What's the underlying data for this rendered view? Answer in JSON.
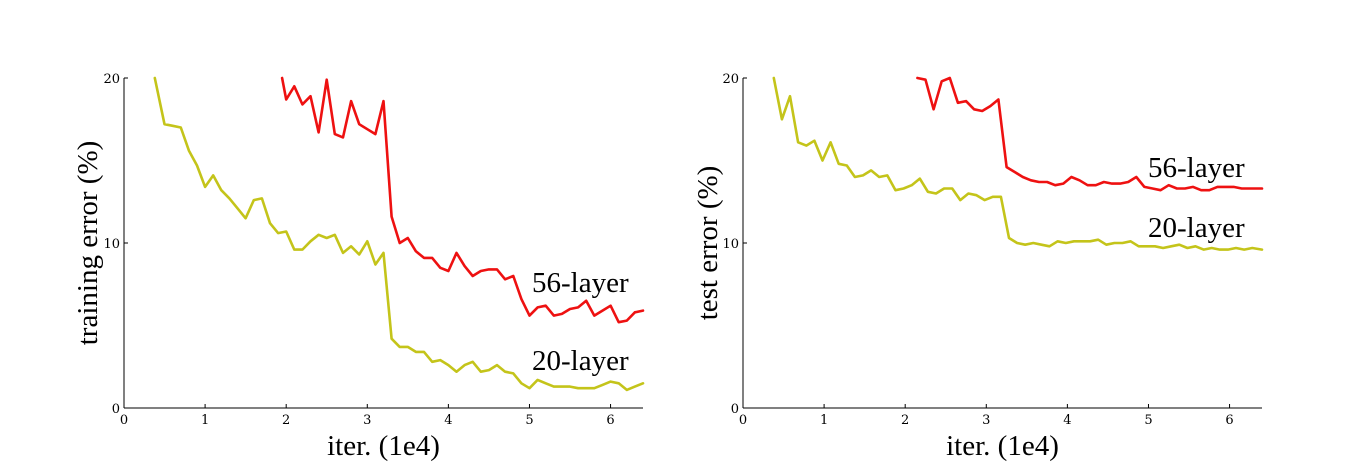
{
  "figure": {
    "background": "#ffffff",
    "colors": {
      "layer56": "#ee1111",
      "layer20": "#c4c41a",
      "axis": "#000000"
    }
  },
  "chart_data": [
    {
      "type": "line",
      "xlabel": "iter. (1e4)",
      "ylabel": "training error (%)",
      "xlim": [
        0,
        6.4
      ],
      "ylim": [
        0,
        20
      ],
      "xticks": [
        0,
        1,
        2,
        3,
        4,
        5,
        6
      ],
      "yticks": [
        0,
        10,
        20
      ],
      "grid": false,
      "series": [
        {
          "name": "56-layer",
          "color": "#ee1111",
          "x": [
            1.95,
            2.0,
            2.1,
            2.2,
            2.3,
            2.4,
            2.5,
            2.6,
            2.7,
            2.8,
            2.9,
            3.0,
            3.1,
            3.2,
            3.3,
            3.4,
            3.5,
            3.6,
            3.7,
            3.8,
            3.9,
            4.0,
            4.1,
            4.2,
            4.3,
            4.4,
            4.5,
            4.6,
            4.7,
            4.8,
            4.9,
            5.0,
            5.1,
            5.2,
            5.3,
            5.4,
            5.5,
            5.6,
            5.7,
            5.8,
            5.9,
            6.0,
            6.1,
            6.2,
            6.3,
            6.4
          ],
          "y": [
            20.0,
            18.7,
            19.5,
            18.4,
            18.9,
            16.7,
            19.9,
            16.6,
            16.4,
            18.6,
            17.2,
            16.9,
            16.6,
            18.6,
            11.6,
            10.0,
            10.3,
            9.5,
            9.1,
            9.1,
            8.5,
            8.3,
            9.4,
            8.6,
            8.0,
            8.3,
            8.4,
            8.4,
            7.8,
            8.0,
            6.6,
            5.6,
            6.1,
            6.2,
            5.6,
            5.7,
            6.0,
            6.1,
            6.5,
            5.6,
            5.9,
            6.2,
            5.2,
            5.3,
            5.8,
            5.9
          ]
        },
        {
          "name": "20-layer",
          "color": "#c4c41a",
          "x": [
            0.38,
            0.5,
            0.6,
            0.7,
            0.8,
            0.9,
            1.0,
            1.1,
            1.2,
            1.3,
            1.4,
            1.5,
            1.6,
            1.7,
            1.8,
            1.9,
            2.0,
            2.1,
            2.2,
            2.3,
            2.4,
            2.5,
            2.6,
            2.7,
            2.8,
            2.9,
            3.0,
            3.1,
            3.2,
            3.3,
            3.4,
            3.5,
            3.6,
            3.7,
            3.8,
            3.9,
            4.0,
            4.1,
            4.2,
            4.3,
            4.4,
            4.5,
            4.6,
            4.7,
            4.8,
            4.9,
            5.0,
            5.1,
            5.2,
            5.3,
            5.4,
            5.5,
            5.6,
            5.7,
            5.8,
            5.9,
            6.0,
            6.1,
            6.2,
            6.3,
            6.4
          ],
          "y": [
            20.0,
            17.2,
            17.1,
            17.0,
            15.6,
            14.7,
            13.4,
            14.1,
            13.2,
            12.7,
            12.1,
            11.5,
            12.6,
            12.7,
            11.2,
            10.6,
            10.7,
            9.6,
            9.6,
            10.1,
            10.5,
            10.3,
            10.5,
            9.4,
            9.8,
            9.3,
            10.1,
            8.7,
            9.4,
            4.2,
            3.7,
            3.7,
            3.4,
            3.4,
            2.8,
            2.9,
            2.6,
            2.2,
            2.6,
            2.8,
            2.2,
            2.3,
            2.6,
            2.2,
            2.1,
            1.5,
            1.2,
            1.7,
            1.5,
            1.3,
            1.3,
            1.3,
            1.2,
            1.2,
            1.2,
            1.4,
            1.6,
            1.5,
            1.1,
            1.3,
            1.5
          ]
        }
      ]
    },
    {
      "type": "line",
      "xlabel": "iter. (1e4)",
      "ylabel": "test error (%)",
      "xlim": [
        0,
        6.4
      ],
      "ylim": [
        0,
        20
      ],
      "xticks": [
        0,
        1,
        2,
        3,
        4,
        5,
        6
      ],
      "yticks": [
        0,
        10,
        20
      ],
      "grid": false,
      "series": [
        {
          "name": "56-layer",
          "color": "#ee1111",
          "x": [
            2.15,
            2.25,
            2.35,
            2.45,
            2.55,
            2.65,
            2.75,
            2.85,
            2.95,
            3.05,
            3.15,
            3.25,
            3.35,
            3.45,
            3.55,
            3.65,
            3.75,
            3.85,
            3.95,
            4.05,
            4.15,
            4.25,
            4.35,
            4.45,
            4.55,
            4.65,
            4.75,
            4.85,
            4.95,
            5.05,
            5.15,
            5.25,
            5.35,
            5.45,
            5.55,
            5.65,
            5.75,
            5.85,
            5.95,
            6.05,
            6.15,
            6.25,
            6.35,
            6.4
          ],
          "y": [
            20.0,
            19.9,
            18.1,
            19.8,
            20.0,
            18.5,
            18.6,
            18.1,
            18.0,
            18.3,
            18.7,
            14.6,
            14.3,
            14.0,
            13.8,
            13.7,
            13.7,
            13.5,
            13.6,
            14.0,
            13.8,
            13.5,
            13.5,
            13.7,
            13.6,
            13.6,
            13.7,
            14.0,
            13.4,
            13.3,
            13.2,
            13.5,
            13.3,
            13.3,
            13.4,
            13.2,
            13.2,
            13.4,
            13.4,
            13.4,
            13.3,
            13.3,
            13.3,
            13.3
          ]
        },
        {
          "name": "20-layer",
          "color": "#c4c41a",
          "x": [
            0.38,
            0.48,
            0.58,
            0.68,
            0.78,
            0.88,
            0.98,
            1.08,
            1.18,
            1.28,
            1.38,
            1.48,
            1.58,
            1.68,
            1.78,
            1.88,
            1.98,
            2.08,
            2.18,
            2.28,
            2.38,
            2.48,
            2.58,
            2.68,
            2.78,
            2.88,
            2.98,
            3.08,
            3.18,
            3.28,
            3.38,
            3.48,
            3.58,
            3.68,
            3.78,
            3.88,
            3.98,
            4.08,
            4.18,
            4.28,
            4.38,
            4.48,
            4.58,
            4.68,
            4.78,
            4.88,
            4.98,
            5.08,
            5.18,
            5.28,
            5.38,
            5.48,
            5.58,
            5.68,
            5.78,
            5.88,
            5.98,
            6.08,
            6.18,
            6.28,
            6.4
          ],
          "y": [
            20.0,
            17.5,
            18.9,
            16.1,
            15.9,
            16.2,
            15.0,
            16.1,
            14.8,
            14.7,
            14.0,
            14.1,
            14.4,
            14.0,
            14.1,
            13.2,
            13.3,
            13.5,
            13.9,
            13.1,
            13.0,
            13.3,
            13.3,
            12.6,
            13.0,
            12.9,
            12.6,
            12.8,
            12.8,
            10.3,
            10.0,
            9.9,
            10.0,
            9.9,
            9.8,
            10.1,
            10.0,
            10.1,
            10.1,
            10.1,
            10.2,
            9.9,
            10.0,
            10.0,
            10.1,
            9.8,
            9.8,
            9.8,
            9.7,
            9.8,
            9.9,
            9.7,
            9.8,
            9.6,
            9.7,
            9.6,
            9.6,
            9.7,
            9.6,
            9.7,
            9.6
          ]
        }
      ]
    }
  ]
}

THE TASK
Every line above should be returned word for word, with the pictures left behind.

WRITTEN REPLY
What's the underlying data for this rendered view? Answer in JSON.
{
  "figure": {
    "background": "#ffffff",
    "colors": {
      "layer56": "#ee1111",
      "layer20": "#c4c41a",
      "axis": "#000000"
    }
  },
  "chart_data": [
    {
      "type": "line",
      "xlabel": "iter. (1e4)",
      "ylabel": "training error (%)",
      "xlim": [
        0,
        6.4
      ],
      "ylim": [
        0,
        20
      ],
      "xticks": [
        0,
        1,
        2,
        3,
        4,
        5,
        6
      ],
      "yticks": [
        0,
        10,
        20
      ],
      "grid": false,
      "series": [
        {
          "name": "56-layer",
          "color": "#ee1111",
          "x": [
            1.95,
            2.0,
            2.1,
            2.2,
            2.3,
            2.4,
            2.5,
            2.6,
            2.7,
            2.8,
            2.9,
            3.0,
            3.1,
            3.2,
            3.3,
            3.4,
            3.5,
            3.6,
            3.7,
            3.8,
            3.9,
            4.0,
            4.1,
            4.2,
            4.3,
            4.4,
            4.5,
            4.6,
            4.7,
            4.8,
            4.9,
            5.0,
            5.1,
            5.2,
            5.3,
            5.4,
            5.5,
            5.6,
            5.7,
            5.8,
            5.9,
            6.0,
            6.1,
            6.2,
            6.3,
            6.4
          ],
          "y": [
            20.0,
            18.7,
            19.5,
            18.4,
            18.9,
            16.7,
            19.9,
            16.6,
            16.4,
            18.6,
            17.2,
            16.9,
            16.6,
            18.6,
            11.6,
            10.0,
            10.3,
            9.5,
            9.1,
            9.1,
            8.5,
            8.3,
            9.4,
            8.6,
            8.0,
            8.3,
            8.4,
            8.4,
            7.8,
            8.0,
            6.6,
            5.6,
            6.1,
            6.2,
            5.6,
            5.7,
            6.0,
            6.1,
            6.5,
            5.6,
            5.9,
            6.2,
            5.2,
            5.3,
            5.8,
            5.9
          ]
        },
        {
          "name": "20-layer",
          "color": "#c4c41a",
          "x": [
            0.38,
            0.5,
            0.6,
            0.7,
            0.8,
            0.9,
            1.0,
            1.1,
            1.2,
            1.3,
            1.4,
            1.5,
            1.6,
            1.7,
            1.8,
            1.9,
            2.0,
            2.1,
            2.2,
            2.3,
            2.4,
            2.5,
            2.6,
            2.7,
            2.8,
            2.9,
            3.0,
            3.1,
            3.2,
            3.3,
            3.4,
            3.5,
            3.6,
            3.7,
            3.8,
            3.9,
            4.0,
            4.1,
            4.2,
            4.3,
            4.4,
            4.5,
            4.6,
            4.7,
            4.8,
            4.9,
            5.0,
            5.1,
            5.2,
            5.3,
            5.4,
            5.5,
            5.6,
            5.7,
            5.8,
            5.9,
            6.0,
            6.1,
            6.2,
            6.3,
            6.4
          ],
          "y": [
            20.0,
            17.2,
            17.1,
            17.0,
            15.6,
            14.7,
            13.4,
            14.1,
            13.2,
            12.7,
            12.1,
            11.5,
            12.6,
            12.7,
            11.2,
            10.6,
            10.7,
            9.6,
            9.6,
            10.1,
            10.5,
            10.3,
            10.5,
            9.4,
            9.8,
            9.3,
            10.1,
            8.7,
            9.4,
            4.2,
            3.7,
            3.7,
            3.4,
            3.4,
            2.8,
            2.9,
            2.6,
            2.2,
            2.6,
            2.8,
            2.2,
            2.3,
            2.6,
            2.2,
            2.1,
            1.5,
            1.2,
            1.7,
            1.5,
            1.3,
            1.3,
            1.3,
            1.2,
            1.2,
            1.2,
            1.4,
            1.6,
            1.5,
            1.1,
            1.3,
            1.5
          ]
        }
      ]
    },
    {
      "type": "line",
      "xlabel": "iter. (1e4)",
      "ylabel": "test error (%)",
      "xlim": [
        0,
        6.4
      ],
      "ylim": [
        0,
        20
      ],
      "xticks": [
        0,
        1,
        2,
        3,
        4,
        5,
        6
      ],
      "yticks": [
        0,
        10,
        20
      ],
      "grid": false,
      "series": [
        {
          "name": "56-layer",
          "color": "#ee1111",
          "x": [
            2.15,
            2.25,
            2.35,
            2.45,
            2.55,
            2.65,
            2.75,
            2.85,
            2.95,
            3.05,
            3.15,
            3.25,
            3.35,
            3.45,
            3.55,
            3.65,
            3.75,
            3.85,
            3.95,
            4.05,
            4.15,
            4.25,
            4.35,
            4.45,
            4.55,
            4.65,
            4.75,
            4.85,
            4.95,
            5.05,
            5.15,
            5.25,
            5.35,
            5.45,
            5.55,
            5.65,
            5.75,
            5.85,
            5.95,
            6.05,
            6.15,
            6.25,
            6.35,
            6.4
          ],
          "y": [
            20.0,
            19.9,
            18.1,
            19.8,
            20.0,
            18.5,
            18.6,
            18.1,
            18.0,
            18.3,
            18.7,
            14.6,
            14.3,
            14.0,
            13.8,
            13.7,
            13.7,
            13.5,
            13.6,
            14.0,
            13.8,
            13.5,
            13.5,
            13.7,
            13.6,
            13.6,
            13.7,
            14.0,
            13.4,
            13.3,
            13.2,
            13.5,
            13.3,
            13.3,
            13.4,
            13.2,
            13.2,
            13.4,
            13.4,
            13.4,
            13.3,
            13.3,
            13.3,
            13.3
          ]
        },
        {
          "name": "20-layer",
          "color": "#c4c41a",
          "x": [
            0.38,
            0.48,
            0.58,
            0.68,
            0.78,
            0.88,
            0.98,
            1.08,
            1.18,
            1.28,
            1.38,
            1.48,
            1.58,
            1.68,
            1.78,
            1.88,
            1.98,
            2.08,
            2.18,
            2.28,
            2.38,
            2.48,
            2.58,
            2.68,
            2.78,
            2.88,
            2.98,
            3.08,
            3.18,
            3.28,
            3.38,
            3.48,
            3.58,
            3.68,
            3.78,
            3.88,
            3.98,
            4.08,
            4.18,
            4.28,
            4.38,
            4.48,
            4.58,
            4.68,
            4.78,
            4.88,
            4.98,
            5.08,
            5.18,
            5.28,
            5.38,
            5.48,
            5.58,
            5.68,
            5.78,
            5.88,
            5.98,
            6.08,
            6.18,
            6.28,
            6.4
          ],
          "y": [
            20.0,
            17.5,
            18.9,
            16.1,
            15.9,
            16.2,
            15.0,
            16.1,
            14.8,
            14.7,
            14.0,
            14.1,
            14.4,
            14.0,
            14.1,
            13.2,
            13.3,
            13.5,
            13.9,
            13.1,
            13.0,
            13.3,
            13.3,
            12.6,
            13.0,
            12.9,
            12.6,
            12.8,
            12.8,
            10.3,
            10.0,
            9.9,
            10.0,
            9.9,
            9.8,
            10.1,
            10.0,
            10.1,
            10.1,
            10.1,
            10.2,
            9.9,
            10.0,
            10.0,
            10.1,
            9.8,
            9.8,
            9.8,
            9.7,
            9.8,
            9.9,
            9.7,
            9.8,
            9.6,
            9.7,
            9.6,
            9.6,
            9.7,
            9.6,
            9.7,
            9.6
          ]
        }
      ]
    }
  ]
}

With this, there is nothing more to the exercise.